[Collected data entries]

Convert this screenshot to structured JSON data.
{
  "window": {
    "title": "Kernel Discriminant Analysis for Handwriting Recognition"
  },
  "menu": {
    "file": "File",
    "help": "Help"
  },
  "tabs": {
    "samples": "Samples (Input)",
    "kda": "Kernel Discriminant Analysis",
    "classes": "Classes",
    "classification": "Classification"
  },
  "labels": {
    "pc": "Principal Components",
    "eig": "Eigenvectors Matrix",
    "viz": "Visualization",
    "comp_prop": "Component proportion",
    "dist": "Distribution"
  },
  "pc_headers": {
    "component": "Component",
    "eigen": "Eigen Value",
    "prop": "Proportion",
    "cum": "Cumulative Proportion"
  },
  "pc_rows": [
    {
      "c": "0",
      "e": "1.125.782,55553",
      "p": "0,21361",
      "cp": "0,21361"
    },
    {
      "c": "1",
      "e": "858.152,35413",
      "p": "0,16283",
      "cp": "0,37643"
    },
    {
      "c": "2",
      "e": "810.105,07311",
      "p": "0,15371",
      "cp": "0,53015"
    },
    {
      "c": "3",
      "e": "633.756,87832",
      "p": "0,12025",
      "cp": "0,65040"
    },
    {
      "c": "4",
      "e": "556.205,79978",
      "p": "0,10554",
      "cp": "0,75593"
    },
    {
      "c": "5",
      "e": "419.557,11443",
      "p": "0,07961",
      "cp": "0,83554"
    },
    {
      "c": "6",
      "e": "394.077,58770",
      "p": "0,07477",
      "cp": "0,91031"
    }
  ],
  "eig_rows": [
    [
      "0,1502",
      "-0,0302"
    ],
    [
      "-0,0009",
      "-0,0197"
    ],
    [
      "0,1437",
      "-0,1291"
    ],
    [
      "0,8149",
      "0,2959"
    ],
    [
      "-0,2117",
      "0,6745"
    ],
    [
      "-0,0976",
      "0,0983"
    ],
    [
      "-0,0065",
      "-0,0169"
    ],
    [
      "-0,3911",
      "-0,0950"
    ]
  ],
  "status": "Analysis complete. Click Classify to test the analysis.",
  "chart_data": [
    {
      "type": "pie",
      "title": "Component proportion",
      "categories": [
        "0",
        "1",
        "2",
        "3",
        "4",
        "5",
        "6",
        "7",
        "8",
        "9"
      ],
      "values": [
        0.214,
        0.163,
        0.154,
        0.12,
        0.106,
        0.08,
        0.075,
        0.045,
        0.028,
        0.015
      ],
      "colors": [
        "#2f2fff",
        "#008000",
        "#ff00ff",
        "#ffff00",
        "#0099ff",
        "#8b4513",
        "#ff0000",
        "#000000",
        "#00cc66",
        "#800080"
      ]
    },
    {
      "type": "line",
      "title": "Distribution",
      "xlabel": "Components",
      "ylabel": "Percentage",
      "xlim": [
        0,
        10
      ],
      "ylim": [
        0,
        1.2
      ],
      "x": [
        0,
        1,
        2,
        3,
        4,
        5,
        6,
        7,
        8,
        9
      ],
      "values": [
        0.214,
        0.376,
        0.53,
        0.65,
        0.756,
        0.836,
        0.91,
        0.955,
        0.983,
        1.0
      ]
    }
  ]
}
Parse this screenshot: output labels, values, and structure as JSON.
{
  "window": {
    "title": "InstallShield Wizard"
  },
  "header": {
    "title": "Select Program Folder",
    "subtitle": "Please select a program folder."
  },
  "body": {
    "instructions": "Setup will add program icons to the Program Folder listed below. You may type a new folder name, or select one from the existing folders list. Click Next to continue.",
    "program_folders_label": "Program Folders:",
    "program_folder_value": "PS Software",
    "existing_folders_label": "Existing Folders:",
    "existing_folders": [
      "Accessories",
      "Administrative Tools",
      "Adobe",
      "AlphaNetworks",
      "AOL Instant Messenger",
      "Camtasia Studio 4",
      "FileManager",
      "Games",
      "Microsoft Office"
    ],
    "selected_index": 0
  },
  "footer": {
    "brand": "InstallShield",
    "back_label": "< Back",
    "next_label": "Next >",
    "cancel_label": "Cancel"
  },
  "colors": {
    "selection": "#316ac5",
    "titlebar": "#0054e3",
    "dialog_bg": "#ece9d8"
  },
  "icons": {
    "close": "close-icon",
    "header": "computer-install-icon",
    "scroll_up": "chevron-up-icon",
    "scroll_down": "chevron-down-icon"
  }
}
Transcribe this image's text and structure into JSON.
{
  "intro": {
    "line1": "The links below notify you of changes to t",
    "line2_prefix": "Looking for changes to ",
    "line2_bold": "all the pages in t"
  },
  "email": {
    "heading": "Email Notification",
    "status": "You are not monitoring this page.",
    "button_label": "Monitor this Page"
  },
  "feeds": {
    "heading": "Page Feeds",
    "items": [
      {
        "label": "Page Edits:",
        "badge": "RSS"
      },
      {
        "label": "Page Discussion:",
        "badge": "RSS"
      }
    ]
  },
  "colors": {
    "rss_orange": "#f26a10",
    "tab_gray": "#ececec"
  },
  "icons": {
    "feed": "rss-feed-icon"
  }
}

• Written problem
Return exactly the lines of the data, and only those, from the line with "Transcribe this image's" through the last line, inclusive.

• Task solution
Transcribe this image's text and structure into JSON.
{
  "intro": {
    "line1": "The links below notify you of changes to t",
    "line2_prefix": "Looking for changes to ",
    "line2_bold": "all the pages in t"
  },
  "email": {
    "heading": "Email Notification",
    "status": "You are not monitoring this page.",
    "button_label": "Monitor this Page"
  },
  "feeds": {
    "heading": "Page Feeds",
    "items": [
      {
        "label": "Page Edits:",
        "badge": "RSS"
      },
      {
        "label": "Page Discussion:",
        "badge": "RSS"
      }
    ]
  },
  "colors": {
    "rss_orange": "#f26a10",
    "tab_gray": "#ececec"
  },
  "icons": {
    "feed": "rss-feed-icon"
  }
}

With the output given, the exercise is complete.